======== EXTRACTED ENTRIES ========
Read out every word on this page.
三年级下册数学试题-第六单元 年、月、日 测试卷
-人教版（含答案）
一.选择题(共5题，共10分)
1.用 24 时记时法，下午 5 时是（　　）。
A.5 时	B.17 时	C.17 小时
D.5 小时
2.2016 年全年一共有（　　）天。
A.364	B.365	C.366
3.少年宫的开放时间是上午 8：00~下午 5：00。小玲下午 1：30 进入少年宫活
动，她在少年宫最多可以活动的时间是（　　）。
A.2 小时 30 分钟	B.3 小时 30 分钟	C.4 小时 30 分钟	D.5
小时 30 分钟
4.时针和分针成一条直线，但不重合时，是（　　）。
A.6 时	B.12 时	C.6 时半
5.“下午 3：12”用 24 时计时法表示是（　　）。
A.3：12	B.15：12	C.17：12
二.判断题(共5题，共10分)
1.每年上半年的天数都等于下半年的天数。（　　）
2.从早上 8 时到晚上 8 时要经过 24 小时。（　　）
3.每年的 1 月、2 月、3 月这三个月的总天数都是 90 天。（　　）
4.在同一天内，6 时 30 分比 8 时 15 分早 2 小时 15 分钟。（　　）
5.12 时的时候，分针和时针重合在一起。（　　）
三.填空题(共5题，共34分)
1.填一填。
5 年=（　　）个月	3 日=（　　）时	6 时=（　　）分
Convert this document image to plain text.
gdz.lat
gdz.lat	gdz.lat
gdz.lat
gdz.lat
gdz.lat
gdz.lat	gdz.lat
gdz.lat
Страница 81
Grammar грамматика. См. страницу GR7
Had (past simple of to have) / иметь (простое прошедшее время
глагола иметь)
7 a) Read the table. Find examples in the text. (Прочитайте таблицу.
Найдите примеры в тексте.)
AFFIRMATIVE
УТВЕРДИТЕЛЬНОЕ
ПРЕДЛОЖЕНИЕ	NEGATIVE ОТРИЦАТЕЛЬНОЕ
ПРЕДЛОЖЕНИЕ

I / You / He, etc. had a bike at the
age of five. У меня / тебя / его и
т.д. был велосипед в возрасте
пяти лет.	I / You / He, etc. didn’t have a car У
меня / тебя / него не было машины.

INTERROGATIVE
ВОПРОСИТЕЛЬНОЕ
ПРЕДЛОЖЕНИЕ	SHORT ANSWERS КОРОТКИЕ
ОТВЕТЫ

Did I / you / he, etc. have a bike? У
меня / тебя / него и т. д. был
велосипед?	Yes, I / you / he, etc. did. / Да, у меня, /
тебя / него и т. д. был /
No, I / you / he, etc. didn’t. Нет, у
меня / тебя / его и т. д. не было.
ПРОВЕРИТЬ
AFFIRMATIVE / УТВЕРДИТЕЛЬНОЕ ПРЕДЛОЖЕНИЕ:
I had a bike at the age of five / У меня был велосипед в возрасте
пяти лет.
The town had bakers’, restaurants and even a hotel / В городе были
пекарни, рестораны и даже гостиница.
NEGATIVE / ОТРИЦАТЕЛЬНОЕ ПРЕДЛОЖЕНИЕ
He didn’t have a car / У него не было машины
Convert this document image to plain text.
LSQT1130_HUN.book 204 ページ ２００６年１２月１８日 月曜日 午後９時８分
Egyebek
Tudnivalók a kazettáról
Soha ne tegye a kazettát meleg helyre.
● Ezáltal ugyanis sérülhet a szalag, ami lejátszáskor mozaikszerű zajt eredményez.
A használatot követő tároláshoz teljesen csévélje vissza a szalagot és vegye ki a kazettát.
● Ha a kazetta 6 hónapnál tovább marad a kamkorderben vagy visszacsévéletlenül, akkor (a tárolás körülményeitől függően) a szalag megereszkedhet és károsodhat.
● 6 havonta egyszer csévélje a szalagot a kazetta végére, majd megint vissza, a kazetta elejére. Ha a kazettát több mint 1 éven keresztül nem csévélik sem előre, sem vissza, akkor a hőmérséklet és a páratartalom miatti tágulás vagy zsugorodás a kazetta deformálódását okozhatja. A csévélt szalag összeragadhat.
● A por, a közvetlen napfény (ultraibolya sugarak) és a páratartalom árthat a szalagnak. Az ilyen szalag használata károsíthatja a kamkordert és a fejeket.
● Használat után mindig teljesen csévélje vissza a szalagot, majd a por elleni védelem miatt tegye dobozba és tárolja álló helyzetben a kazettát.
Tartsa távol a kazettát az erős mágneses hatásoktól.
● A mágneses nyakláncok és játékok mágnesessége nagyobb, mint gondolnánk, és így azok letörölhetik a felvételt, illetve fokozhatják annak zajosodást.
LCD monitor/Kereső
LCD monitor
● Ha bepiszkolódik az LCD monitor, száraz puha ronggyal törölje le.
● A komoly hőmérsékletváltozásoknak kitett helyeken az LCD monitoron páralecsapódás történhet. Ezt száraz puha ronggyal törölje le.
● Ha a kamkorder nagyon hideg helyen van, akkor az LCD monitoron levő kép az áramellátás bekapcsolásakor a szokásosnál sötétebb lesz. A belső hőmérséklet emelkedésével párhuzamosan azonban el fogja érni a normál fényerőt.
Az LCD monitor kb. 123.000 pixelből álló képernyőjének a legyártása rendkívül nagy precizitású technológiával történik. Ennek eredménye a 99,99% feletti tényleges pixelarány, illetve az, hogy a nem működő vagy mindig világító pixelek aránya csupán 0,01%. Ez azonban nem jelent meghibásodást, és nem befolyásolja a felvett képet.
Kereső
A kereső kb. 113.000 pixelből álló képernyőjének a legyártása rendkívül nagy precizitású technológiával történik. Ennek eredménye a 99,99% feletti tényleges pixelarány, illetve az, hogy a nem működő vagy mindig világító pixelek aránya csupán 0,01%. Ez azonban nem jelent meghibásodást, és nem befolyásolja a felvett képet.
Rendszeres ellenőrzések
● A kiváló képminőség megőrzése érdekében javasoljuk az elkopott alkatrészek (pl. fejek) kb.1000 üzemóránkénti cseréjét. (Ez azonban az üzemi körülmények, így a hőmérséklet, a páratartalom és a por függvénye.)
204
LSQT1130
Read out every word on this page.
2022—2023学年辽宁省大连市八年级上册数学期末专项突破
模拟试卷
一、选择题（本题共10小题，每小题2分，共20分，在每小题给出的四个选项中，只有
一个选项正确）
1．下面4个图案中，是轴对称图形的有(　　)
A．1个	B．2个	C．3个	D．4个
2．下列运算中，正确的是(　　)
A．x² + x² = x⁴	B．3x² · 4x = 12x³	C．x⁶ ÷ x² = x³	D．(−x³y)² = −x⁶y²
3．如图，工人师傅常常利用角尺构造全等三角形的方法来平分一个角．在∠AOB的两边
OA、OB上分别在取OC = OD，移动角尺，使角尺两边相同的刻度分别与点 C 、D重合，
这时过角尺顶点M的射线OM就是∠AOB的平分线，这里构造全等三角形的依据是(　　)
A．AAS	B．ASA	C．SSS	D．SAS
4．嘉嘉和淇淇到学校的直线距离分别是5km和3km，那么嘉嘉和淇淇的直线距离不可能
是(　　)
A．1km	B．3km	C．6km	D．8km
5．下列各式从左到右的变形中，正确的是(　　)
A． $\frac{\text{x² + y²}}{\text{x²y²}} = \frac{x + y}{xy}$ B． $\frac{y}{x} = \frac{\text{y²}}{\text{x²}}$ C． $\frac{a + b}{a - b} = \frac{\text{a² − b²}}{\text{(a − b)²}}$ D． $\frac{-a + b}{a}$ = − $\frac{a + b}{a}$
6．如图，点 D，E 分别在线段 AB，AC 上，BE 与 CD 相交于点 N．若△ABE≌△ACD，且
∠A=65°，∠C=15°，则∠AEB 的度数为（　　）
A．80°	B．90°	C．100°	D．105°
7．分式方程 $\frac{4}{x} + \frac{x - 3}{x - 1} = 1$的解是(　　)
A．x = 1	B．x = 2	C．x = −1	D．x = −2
========
▶ WHAT TO DO: Gather each line of the listing that holds the string "bike".

▶ TASK OUTPUT:
I / You / He, etc. had a bike at the
Did I / you / he, etc. have a bike? У
I had a bike at the age of five / У меня был велосипед в возрасте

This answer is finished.